State how many lines in these records contain the word "value", and nothing else.

**Supplied records**
+ + +

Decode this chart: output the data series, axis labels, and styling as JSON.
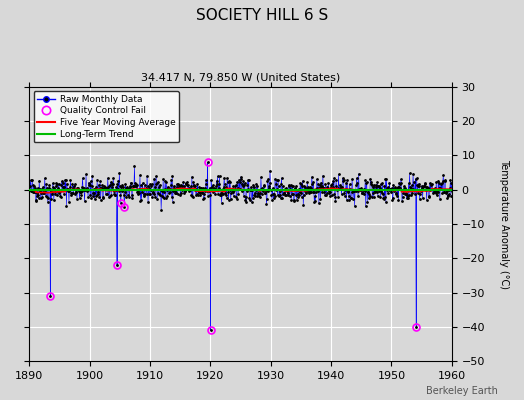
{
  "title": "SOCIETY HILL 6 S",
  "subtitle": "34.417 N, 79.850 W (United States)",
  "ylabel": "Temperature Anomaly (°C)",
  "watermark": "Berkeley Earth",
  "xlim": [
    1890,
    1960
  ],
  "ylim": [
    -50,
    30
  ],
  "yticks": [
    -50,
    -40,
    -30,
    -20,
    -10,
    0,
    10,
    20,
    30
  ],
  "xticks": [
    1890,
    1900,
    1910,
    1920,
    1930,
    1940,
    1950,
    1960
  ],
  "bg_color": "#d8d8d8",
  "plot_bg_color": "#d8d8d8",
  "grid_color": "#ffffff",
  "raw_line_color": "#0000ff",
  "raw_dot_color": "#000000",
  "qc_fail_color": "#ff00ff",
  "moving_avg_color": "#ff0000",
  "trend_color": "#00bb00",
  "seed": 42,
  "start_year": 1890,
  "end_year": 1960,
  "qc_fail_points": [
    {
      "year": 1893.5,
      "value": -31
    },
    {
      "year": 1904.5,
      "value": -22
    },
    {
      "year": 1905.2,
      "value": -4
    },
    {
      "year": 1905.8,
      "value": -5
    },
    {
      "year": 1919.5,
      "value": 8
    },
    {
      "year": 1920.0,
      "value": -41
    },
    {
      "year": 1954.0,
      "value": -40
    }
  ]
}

+ + +

**Response for this exercise**
7